- **WHAT TO DO**:
1) Translate this sentence from the description of the Navier-Stokes code into Spanish: "Parameters and statistics are stored in HDF5 format, together with code information, so simulation data should be 'future proof'."
2) Answer these questions using the description of the Navier-Stokes code:
(a) Which library does the code use to run pseudospectral DNS?
(b) In what format are parameters and statistics stored?
(c) Besides using NavierStokes objects directly, what may users of the code do?
3) Extend the description of the Navier-Stokes code, picking up after its final sentence.
TEXT SECTION: Begin
At the moment, this code is meant to run pseudospectral DNS of Navier-Stokes, using FFTW 3, and to integrate particle trajectories in the resulting fields. I'm trying to write it as general as possible, so that it can be expanded in the future; it remains to be seen how well this will work.

The Navier-Stokes solver has been extensively tested (tests are included in the repository), and it is working as expected. Parameters and statistics are stored in HDF5 format, together with code information, so simulation data should be "future proof".

Users of this code are expected to either use NavierStokes objects directly, or construct their own class that inherits this class. The way I use it is to I inherit and add custom statistics as necessary; I also have private C++ code that can get added and used when needed. I plan on adding documentation on the procedure as when other people show interest in using the code, or when time permits.
TEXT SECTION: End
RECORDED INFORMATION: Begin
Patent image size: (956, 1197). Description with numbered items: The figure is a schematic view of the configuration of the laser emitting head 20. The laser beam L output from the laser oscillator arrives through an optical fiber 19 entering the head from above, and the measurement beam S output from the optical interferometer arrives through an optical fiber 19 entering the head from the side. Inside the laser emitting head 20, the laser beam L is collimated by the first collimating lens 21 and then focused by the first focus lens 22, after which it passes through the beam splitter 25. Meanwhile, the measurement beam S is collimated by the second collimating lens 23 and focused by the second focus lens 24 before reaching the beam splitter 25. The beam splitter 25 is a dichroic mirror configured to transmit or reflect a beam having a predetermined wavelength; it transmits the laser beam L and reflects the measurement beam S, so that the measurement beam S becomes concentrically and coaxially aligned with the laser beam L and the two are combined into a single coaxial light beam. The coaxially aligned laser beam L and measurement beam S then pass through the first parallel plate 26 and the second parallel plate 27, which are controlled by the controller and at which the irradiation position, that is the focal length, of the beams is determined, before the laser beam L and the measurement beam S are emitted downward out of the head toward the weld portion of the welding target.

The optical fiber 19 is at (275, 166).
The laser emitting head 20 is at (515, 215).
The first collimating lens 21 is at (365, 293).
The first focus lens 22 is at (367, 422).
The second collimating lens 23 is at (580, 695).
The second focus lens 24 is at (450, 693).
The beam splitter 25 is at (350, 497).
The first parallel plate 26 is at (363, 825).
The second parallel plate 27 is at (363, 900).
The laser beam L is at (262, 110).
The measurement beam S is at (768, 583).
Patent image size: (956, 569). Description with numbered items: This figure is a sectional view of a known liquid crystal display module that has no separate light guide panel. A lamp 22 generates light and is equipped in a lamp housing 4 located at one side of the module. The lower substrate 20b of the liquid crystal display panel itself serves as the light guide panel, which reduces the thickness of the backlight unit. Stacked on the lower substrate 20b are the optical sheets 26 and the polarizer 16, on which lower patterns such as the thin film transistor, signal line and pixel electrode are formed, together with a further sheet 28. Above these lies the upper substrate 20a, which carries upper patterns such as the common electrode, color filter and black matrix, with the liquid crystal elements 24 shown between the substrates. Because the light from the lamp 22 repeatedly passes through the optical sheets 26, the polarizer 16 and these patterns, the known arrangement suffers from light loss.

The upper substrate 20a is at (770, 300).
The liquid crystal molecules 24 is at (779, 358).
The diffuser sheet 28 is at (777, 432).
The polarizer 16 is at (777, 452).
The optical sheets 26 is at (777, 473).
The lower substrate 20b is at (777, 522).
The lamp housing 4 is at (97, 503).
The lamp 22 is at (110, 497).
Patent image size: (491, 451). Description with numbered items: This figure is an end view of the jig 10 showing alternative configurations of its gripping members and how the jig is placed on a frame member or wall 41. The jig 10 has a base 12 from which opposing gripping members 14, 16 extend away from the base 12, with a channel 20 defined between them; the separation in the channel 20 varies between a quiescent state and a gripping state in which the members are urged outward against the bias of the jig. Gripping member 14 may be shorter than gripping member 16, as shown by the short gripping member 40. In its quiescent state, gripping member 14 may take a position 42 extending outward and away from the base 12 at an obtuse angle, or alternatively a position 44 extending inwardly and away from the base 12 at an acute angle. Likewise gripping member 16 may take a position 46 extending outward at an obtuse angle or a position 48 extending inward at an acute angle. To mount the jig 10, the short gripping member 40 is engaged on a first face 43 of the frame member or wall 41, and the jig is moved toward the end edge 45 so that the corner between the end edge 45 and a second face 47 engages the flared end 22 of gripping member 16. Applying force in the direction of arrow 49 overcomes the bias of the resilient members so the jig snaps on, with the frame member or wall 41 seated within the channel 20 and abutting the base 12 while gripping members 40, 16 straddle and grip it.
RECORDED INFORMATION: End
- **RESPONSES BY TASK**:
1) Los parámetros y las estadísticas se almacenan en formato HDF5, junto con información sobre el código, de modo que los datos de simulación deberían estar "a prueba de futuro".

2)
(a) FFTW 3.
(b) HDF5 format.
(c) Construct their own class that inherits the NavierStokes class.

3)
Installation

Postprocessing only

python setup.py install

(add --user or sudo as appropriate). setup.py should tell you about the various packages you need.

Full installation

If you want to run simulations on the machine where you're installing, you will need to call build before installing.

python setup.py build
python setup.py install

The build command will most likely fail unless you modify machine_settings.py appropriately for your machine. Also, in order to run the C++ code you need to have an MPI compiler installed, the HDF5 C library as well as FFTW 3 (at least 3.3 I think).

Comments

  • particles: initialization of multistep solvers is done with lower order methods, so don't be surprised if direct convergence tests fail.
  • I am using this code mainly with Python 3.4, but Python 2.7 compatibility should be kept since mayavi (well, vtk actually) only works on Python 2.

Development

bfps is using git for version tracking (see https://git-scm.com/ for description). The branching model described at http://nvie.com/posts/a-successful-git-branching-model/ should be adhered to as strictly as possible.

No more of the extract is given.